Work required
Extract each line of the records below that contains the word "account".

Information provided
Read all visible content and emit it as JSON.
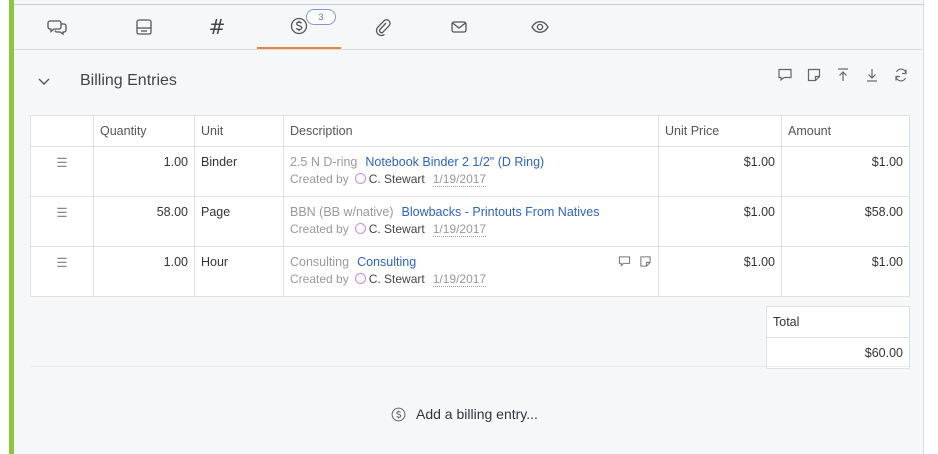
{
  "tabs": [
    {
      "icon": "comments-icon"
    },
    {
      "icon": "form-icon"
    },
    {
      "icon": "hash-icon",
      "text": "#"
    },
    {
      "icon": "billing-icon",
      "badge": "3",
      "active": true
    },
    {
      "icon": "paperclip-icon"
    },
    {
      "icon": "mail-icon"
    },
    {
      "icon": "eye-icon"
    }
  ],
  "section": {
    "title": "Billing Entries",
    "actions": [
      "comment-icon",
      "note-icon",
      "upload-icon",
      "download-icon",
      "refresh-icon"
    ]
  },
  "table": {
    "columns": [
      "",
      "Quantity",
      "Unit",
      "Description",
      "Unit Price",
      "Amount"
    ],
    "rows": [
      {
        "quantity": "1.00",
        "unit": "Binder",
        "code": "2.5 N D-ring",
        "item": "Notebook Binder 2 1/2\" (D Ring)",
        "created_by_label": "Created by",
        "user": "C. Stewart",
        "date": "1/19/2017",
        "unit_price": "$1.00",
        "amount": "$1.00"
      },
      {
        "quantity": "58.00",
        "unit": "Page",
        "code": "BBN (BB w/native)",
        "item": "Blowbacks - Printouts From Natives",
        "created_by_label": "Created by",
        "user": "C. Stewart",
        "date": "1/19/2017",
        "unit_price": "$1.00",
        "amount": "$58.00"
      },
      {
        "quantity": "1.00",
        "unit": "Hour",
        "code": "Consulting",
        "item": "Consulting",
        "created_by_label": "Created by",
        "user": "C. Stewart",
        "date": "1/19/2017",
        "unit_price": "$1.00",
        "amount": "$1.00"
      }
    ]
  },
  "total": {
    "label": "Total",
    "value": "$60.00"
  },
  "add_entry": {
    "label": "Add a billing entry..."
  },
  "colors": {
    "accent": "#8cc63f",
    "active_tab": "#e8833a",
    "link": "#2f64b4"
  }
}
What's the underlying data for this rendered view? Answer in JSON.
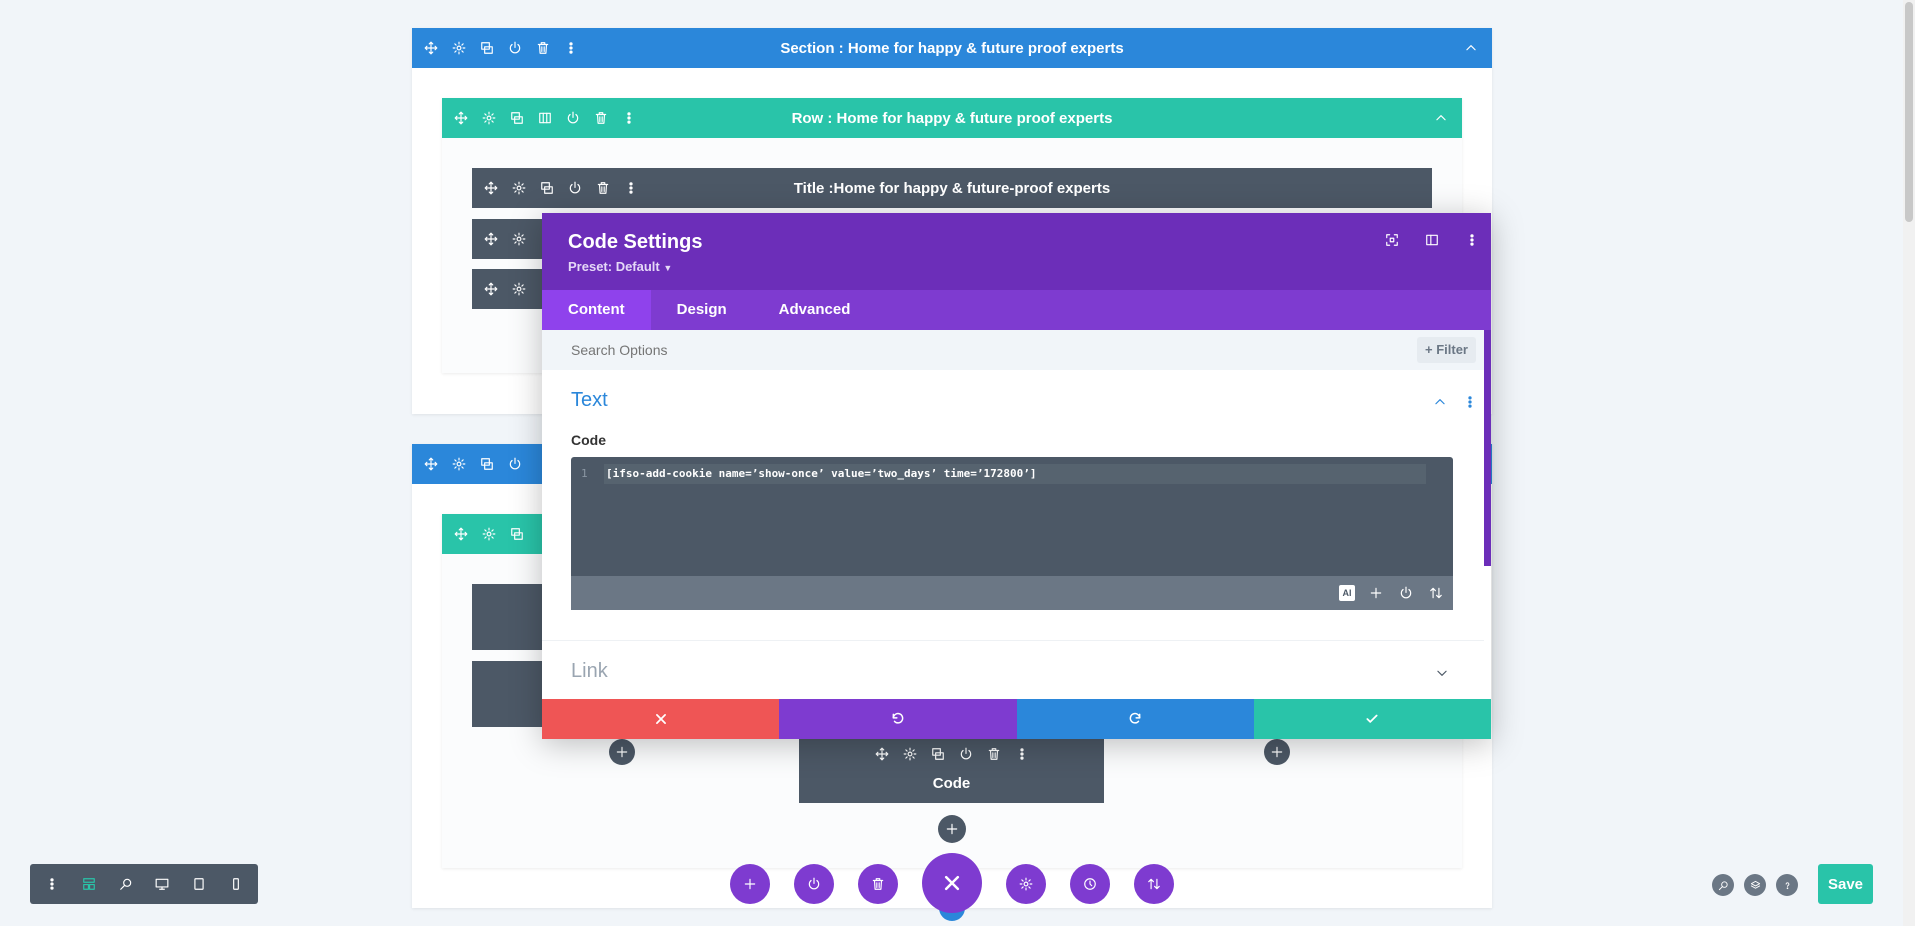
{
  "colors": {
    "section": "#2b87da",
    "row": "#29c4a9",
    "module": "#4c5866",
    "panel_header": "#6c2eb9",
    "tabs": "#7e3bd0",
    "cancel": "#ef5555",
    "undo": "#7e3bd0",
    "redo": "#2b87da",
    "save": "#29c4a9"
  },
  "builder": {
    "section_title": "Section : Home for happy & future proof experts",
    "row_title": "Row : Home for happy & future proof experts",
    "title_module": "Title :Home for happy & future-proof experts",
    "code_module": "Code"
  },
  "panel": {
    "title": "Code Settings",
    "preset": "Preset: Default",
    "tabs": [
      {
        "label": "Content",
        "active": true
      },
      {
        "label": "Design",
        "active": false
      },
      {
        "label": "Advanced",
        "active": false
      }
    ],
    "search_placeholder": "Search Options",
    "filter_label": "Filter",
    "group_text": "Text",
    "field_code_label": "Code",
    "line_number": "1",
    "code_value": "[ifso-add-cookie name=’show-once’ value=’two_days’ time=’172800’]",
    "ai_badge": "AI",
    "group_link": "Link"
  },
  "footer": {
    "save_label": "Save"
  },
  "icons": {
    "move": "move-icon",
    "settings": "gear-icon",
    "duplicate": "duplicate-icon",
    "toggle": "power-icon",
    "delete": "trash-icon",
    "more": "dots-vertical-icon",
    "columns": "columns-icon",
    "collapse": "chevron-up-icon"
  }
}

==

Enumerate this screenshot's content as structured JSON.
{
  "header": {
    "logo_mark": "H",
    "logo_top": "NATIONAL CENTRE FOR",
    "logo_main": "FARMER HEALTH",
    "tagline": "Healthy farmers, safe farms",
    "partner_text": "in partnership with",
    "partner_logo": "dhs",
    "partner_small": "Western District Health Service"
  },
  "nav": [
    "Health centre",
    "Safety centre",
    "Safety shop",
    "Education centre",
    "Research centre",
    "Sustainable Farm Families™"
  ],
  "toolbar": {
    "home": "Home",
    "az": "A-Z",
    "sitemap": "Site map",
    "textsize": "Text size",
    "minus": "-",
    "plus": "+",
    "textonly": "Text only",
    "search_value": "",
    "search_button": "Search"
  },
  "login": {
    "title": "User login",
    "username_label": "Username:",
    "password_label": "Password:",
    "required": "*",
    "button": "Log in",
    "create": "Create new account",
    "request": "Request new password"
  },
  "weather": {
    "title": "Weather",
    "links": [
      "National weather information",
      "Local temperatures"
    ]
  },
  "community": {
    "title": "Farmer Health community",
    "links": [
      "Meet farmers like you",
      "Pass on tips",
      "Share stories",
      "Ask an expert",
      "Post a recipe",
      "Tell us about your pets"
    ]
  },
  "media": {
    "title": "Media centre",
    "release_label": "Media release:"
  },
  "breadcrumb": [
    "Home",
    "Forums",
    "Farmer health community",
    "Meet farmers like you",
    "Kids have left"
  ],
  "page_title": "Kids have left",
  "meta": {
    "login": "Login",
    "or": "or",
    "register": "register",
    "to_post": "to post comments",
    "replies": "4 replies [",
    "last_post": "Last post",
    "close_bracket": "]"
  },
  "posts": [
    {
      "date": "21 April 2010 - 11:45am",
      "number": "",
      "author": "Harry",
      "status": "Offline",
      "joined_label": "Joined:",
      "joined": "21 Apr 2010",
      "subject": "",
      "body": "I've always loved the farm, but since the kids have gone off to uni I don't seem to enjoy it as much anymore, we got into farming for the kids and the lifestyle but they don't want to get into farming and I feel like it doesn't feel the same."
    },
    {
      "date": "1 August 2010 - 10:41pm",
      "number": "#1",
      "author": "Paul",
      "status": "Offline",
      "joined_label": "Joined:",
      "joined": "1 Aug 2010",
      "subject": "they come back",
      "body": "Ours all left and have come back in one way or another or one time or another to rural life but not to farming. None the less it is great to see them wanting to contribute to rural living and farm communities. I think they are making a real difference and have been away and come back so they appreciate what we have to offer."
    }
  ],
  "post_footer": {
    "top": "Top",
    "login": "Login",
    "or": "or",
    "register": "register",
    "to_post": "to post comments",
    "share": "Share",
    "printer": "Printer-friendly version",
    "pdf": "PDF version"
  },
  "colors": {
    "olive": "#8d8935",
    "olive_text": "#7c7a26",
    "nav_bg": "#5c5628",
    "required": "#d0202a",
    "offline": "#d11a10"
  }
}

* * *

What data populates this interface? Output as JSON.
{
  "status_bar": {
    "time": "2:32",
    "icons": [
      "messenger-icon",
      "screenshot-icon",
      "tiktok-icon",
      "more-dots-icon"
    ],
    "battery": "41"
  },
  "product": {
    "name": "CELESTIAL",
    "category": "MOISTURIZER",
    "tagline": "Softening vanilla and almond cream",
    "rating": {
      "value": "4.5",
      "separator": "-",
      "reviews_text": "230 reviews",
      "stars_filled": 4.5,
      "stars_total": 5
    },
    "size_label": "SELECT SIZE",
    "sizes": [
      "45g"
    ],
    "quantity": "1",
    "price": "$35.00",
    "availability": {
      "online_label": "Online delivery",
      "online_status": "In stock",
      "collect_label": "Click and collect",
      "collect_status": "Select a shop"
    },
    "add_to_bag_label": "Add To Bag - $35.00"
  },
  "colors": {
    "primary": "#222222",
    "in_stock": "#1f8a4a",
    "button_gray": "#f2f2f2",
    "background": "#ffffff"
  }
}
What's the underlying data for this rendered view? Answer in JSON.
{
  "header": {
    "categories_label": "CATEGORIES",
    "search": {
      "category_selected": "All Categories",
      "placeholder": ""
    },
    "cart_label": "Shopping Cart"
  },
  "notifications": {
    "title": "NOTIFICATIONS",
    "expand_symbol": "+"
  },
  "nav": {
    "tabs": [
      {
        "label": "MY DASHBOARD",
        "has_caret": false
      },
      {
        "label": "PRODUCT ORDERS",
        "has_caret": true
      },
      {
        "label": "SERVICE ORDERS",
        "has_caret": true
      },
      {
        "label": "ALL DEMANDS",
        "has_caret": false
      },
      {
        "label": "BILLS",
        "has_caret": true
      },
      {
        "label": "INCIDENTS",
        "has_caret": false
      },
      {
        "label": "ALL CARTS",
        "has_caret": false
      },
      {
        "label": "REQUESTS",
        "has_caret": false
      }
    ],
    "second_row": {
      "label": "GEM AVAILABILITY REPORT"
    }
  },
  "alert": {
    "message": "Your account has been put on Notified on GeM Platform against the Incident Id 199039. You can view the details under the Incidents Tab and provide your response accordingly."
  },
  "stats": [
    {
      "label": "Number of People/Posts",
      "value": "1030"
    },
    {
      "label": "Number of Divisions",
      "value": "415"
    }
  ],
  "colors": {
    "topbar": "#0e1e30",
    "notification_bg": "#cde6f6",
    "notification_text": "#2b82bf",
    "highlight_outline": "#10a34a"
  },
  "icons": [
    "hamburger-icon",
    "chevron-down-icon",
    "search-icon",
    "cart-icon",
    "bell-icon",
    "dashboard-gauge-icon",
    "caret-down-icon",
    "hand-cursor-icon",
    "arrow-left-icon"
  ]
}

Answer to the exercise
    "create": "Create new account",
    "message": "Your account has been put on Notified on GeM Platform against the Incident Id 199039. You can view the details under the Incidents Tab and provide your response accordingly."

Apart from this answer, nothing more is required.